> [What to work on]:
Output all lines exactly.

>> Begin Supplied data

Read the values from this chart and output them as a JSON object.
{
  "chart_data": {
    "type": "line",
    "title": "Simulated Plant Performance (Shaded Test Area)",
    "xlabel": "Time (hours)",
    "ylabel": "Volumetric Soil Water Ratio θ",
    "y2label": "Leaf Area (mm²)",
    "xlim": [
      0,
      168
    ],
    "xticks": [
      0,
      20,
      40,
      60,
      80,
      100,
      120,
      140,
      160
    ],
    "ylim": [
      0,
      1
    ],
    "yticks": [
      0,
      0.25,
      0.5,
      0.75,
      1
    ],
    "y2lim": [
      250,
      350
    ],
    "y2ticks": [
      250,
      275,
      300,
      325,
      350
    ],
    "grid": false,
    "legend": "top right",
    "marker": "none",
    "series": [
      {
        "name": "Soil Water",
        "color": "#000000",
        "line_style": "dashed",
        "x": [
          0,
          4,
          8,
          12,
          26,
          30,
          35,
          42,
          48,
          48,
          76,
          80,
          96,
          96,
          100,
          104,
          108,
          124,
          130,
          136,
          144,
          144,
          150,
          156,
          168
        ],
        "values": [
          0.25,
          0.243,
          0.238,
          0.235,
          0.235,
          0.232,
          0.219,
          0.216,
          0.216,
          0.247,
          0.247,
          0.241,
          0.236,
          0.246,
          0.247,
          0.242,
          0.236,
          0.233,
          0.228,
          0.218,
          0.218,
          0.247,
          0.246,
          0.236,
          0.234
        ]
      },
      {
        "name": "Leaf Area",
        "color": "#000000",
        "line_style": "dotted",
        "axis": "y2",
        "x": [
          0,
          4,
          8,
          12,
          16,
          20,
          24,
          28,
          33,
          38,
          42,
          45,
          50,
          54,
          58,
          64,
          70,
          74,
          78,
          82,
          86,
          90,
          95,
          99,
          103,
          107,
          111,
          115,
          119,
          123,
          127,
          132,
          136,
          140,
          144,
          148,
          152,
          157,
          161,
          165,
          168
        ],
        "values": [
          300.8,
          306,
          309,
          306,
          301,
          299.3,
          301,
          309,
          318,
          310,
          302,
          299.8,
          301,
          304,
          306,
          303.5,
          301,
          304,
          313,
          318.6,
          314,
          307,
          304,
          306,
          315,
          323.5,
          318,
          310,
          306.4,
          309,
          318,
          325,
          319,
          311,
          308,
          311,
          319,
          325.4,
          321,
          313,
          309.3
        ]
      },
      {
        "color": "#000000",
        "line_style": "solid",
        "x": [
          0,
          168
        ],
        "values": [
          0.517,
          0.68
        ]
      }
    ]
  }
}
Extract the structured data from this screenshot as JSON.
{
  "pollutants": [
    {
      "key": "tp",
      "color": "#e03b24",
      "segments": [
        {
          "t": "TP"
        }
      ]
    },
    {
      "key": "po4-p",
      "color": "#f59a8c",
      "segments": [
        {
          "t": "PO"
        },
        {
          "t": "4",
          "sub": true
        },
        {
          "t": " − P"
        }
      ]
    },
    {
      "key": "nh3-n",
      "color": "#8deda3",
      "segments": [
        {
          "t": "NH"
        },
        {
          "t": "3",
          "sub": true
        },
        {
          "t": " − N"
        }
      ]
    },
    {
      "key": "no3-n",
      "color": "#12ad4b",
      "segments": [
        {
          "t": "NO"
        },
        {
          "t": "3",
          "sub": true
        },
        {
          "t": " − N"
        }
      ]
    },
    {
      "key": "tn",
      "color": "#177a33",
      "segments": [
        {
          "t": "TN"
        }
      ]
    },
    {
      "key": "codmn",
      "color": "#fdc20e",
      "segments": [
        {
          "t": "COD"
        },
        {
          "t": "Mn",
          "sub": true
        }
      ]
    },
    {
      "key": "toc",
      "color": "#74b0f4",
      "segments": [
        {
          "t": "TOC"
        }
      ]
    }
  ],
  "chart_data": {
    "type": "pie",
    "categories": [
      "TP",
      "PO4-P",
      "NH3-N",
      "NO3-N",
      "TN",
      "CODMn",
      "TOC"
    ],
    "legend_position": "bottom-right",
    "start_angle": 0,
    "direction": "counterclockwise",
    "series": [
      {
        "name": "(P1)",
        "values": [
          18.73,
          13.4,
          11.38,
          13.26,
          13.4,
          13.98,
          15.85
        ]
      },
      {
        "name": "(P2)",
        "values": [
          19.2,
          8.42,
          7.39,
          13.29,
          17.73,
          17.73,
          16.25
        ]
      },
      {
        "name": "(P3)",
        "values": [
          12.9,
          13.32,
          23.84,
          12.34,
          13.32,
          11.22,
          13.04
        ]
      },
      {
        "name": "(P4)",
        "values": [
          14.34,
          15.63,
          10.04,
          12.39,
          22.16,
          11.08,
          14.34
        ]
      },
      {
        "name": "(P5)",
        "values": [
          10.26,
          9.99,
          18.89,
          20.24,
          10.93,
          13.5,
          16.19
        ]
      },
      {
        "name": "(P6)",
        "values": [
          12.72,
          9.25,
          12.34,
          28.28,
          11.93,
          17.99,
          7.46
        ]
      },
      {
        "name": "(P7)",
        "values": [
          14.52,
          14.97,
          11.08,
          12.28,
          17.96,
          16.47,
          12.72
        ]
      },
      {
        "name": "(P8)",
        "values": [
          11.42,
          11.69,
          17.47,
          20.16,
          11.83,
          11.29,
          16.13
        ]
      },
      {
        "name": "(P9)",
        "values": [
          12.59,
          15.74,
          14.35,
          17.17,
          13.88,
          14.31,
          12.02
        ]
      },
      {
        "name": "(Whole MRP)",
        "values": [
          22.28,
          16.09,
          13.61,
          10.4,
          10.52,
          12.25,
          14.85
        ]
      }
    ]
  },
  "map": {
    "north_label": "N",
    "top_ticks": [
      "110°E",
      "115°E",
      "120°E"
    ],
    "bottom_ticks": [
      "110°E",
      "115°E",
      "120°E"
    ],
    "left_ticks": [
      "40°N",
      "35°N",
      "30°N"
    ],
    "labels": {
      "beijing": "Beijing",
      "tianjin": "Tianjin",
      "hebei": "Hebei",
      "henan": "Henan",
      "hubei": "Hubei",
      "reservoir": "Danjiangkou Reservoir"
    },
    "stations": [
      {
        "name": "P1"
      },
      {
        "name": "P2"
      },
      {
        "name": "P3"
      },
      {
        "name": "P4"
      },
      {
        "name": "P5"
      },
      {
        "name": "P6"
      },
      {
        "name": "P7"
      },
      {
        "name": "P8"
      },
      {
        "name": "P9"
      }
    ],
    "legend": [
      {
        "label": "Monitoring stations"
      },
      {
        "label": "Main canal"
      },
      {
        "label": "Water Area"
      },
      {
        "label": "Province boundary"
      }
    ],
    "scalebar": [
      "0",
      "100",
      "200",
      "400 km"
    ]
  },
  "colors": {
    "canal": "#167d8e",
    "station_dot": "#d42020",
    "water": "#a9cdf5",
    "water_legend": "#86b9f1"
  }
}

>> End Supplied data

> [Answer to the task]:
Read the values from this chart and output them as a JSON object.
{
  "chart_data": {
    "type": "line",
    "title": "Simulated Plant Performance (Shaded Test Area)",
    "xlabel": "Time (hours)",
    "ylabel": "Volumetric Soil Water Ratio θ",
    "y2label": "Leaf Area (mm²)",
    "xlim": [
      0,
      168
    ],
    "xticks": [
      0,
      20,
      40,
      60,
      80,
      100,
      120,
      140,
      160
    ],
    "ylim": [
      0,
      1
    ],
    "yticks": [
      0,
      0.25,
      0.5,
      0.75,
      1
    ],
    "y2lim": [
      250,
      350
    ],
    "y2ticks": [
      250,
      275,
      300,
      325,
      350
    ],
    "grid": false,
    "legend": "top right",
    "marker": "none",
    "series": [
      {
        "name": "Soil Water",
        "color": "#000000",
        "line_style": "dashed",
        "x": [
          0,
          4,
          8,
          12,
          26,
          30,
          35,
          42,
          48,
          48,
          76,
          80,
          96,
          96,
          100,
          104,
          108,
          124,
          130,
          136,
          144,
          144,
          150,
          156,
          168
        ],
        "values": [
          0.25,
          0.243,
          0.238,
          0.235,
          0.235,
          0.232,
          0.219,
          0.216,
          0.216,
          0.247,
          0.247,
          0.241,
          0.236,
          0.246,
          0.247,
          0.242,
          0.236,
          0.233,
          0.228,
          0.218,
          0.218,
          0.247,
          0.246,
          0.236,
          0.234
        ]
      },
      {
        "name": "Leaf Area",
        "color": "#000000",
        "line_style": "dotted",
        "axis": "y2",
        "x": [
          0,
          4,
          8,
          12,
          16,
          20,
          24,
          28,
          33,
          38,
          42,
          45,
          50,
          54,
          58,
          64,
          70,
          74,
          78,
          82,
          86,
          90,
          95,
          99,
          103,
          107,
          111,
          115,
          119,
          123,
          127,
          132,
          136,
          140,
          144,
          148,
          152,
          157,
          161,
          165,
          168
        ],
        "values": [
          300.8,
          306,
          309,
          306,
          301,
          299.3,
          301,
          309,
          318,
          310,
          302,
          299.8,
          301,
          304,
          306,
          303.5,
          301,
          304,
          313,
          318.6,
          314,
          307,
          304,
          306,
          315,
          323.5,
          318,
          310,
          306.4,
          309,
          318,
          325,
          319,
          311,
          308,
          311,
          319,
          325.4,
          321,
          313,
          309.3
        ]
      },
      {
        "color": "#000000",
        "line_style": "solid",
        "x": [
          0,
          168
        ],
        "values": [
          0.517,
          0.68
        ]
      }
    ]
  }
}
Extract the structured data from this screenshot as JSON.
{
  "pollutants": [
    {
      "key": "tp",
      "color": "#e03b24",
      "segments": [
        {
          "t": "TP"
        }
      ]
    },
    {
      "key": "po4-p",
      "color": "#f59a8c",
      "segments": [
        {
          "t": "PO"
        },
        {
          "t": "4",
          "sub": true
        },
        {
          "t": " − P"
        }
      ]
    },
    {
      "key": "nh3-n",
      "color": "#8deda3",
      "segments": [
        {
          "t": "NH"
        },
        {
          "t": "3",
          "sub": true
        },
        {
          "t": " − N"
        }
      ]
    },
    {
      "key": "no3-n",
      "color": "#12ad4b",
      "segments": [
        {
          "t": "NO"
        },
        {
          "t": "3",
          "sub": true
        },
        {
          "t": " − N"
        }
      ]
    },
    {
      "key": "tn",
      "color": "#177a33",
      "segments": [
        {
          "t": "TN"
        }
      ]
    },
    {
      "key": "codmn",
      "color": "#fdc20e",
      "segments": [
        {
          "t": "COD"
        },
        {
          "t": "Mn",
          "sub": true
        }
      ]
    },
    {
      "key": "toc",
      "color": "#74b0f4",
      "segments": [
        {
          "t": "TOC"
        }
      ]
    }
  ],
  "chart_data": {
    "type": "pie",
    "categories": [
      "TP",
      "PO4-P",
      "NH3-N",
      "NO3-N",
      "TN",
      "CODMn",
      "TOC"
    ],
    "legend_position": "bottom-right",
    "start_angle": 0,
    "direction": "counterclockwise",
    "series": [
      {
        "name": "(P1)",
        "values": [
          18.73,
          13.4,
          11.38,
          13.26,
          13.4,
          13.98,
          15.85
        ]
      },
      {
        "name": "(P2)",
        "values": [
          19.2,
          8.42,
          7.39,
          13.29,
          17.73,
          17.73,
          16.25
        ]
      },
      {
        "name": "(P3)",
        "values": [
          12.9,
          13.32,
          23.84,
          12.34,
          13.32,
          11.22,
          13.04
        ]
      },
      {
        "name": "(P4)",
        "values": [
          14.34,
          15.63,
          10.04,
          12.39,
          22.16,
          11.08,
          14.34
        ]
      },
      {
        "name": "(P5)",
        "values": [
          10.26,
          9.99,
          18.89,
          20.24,
          10.93,
          13.5,
          16.19
        ]
      },
      {
        "name": "(P6)",
        "values": [
          12.72,
          9.25,
          12.34,
          28.28,
          11.93,
          17.99,
          7.46
        ]
      },
      {
        "name": "(P7)",
        "values": [
          14.52,
          14.97,
          11.08,
          12.28,
          17.96,
          16.47,
          12.72
        ]
      },
      {
        "name": "(P8)",
        "values": [
          11.42,
          11.69,
          17.47,
          20.16,
          11.83,
          11.29,
          16.13
        ]
      },
      {
        "name": "(P9)",
        "values": [
          12.59,
          15.74,
          14.35,
          17.17,
          13.88,
          14.31,
          12.02
        ]
      },
      {
        "name": "(Whole MRP)",
        "values": [
          22.28,
          16.09,
          13.61,
          10.4,
          10.52,
          12.25,
          14.85
        ]
      }
    ]
  },
  "map": {
    "north_label": "N",
    "top_ticks": [
      "110°E",
      "115°E",
      "120°E"
    ],
    "bottom_ticks": [
      "110°E",
      "115°E",
      "120°E"
    ],
    "left_ticks": [
      "40°N",
      "35°N",
      "30°N"
    ],
    "labels": {
      "beijing": "Beijing",
      "tianjin": "Tianjin",
      "hebei": "Hebei",
      "henan": "Henan",
      "hubei": "Hubei",
      "reservoir": "Danjiangkou Reservoir"
    },
    "stations": [
      {
        "name": "P1"
      },
      {
        "name": "P2"
      },
      {
        "name": "P3"
      },
      {
        "name": "P4"
      },
      {
        "name": "P5"
      },
      {
        "name": "P6"
      },
      {
        "name": "P7"
      },
      {
        "name": "P8"
      },
      {
        "name": "P9"
      }
    ],
    "legend": [
      {
        "label": "Monitoring stations"
      },
      {
        "label": "Main canal"
      },
      {
        "label": "Water Area"
      },
      {
        "label": "Province boundary"
      }
    ],
    "scalebar": [
      "0",
      "100",
      "200",
      "400 km"
    ]
  },
  "colors": {
    "canal": "#167d8e",
    "station_dot": "#d42020",
    "water": "#a9cdf5",
    "water_legend": "#86b9f1"
  }
}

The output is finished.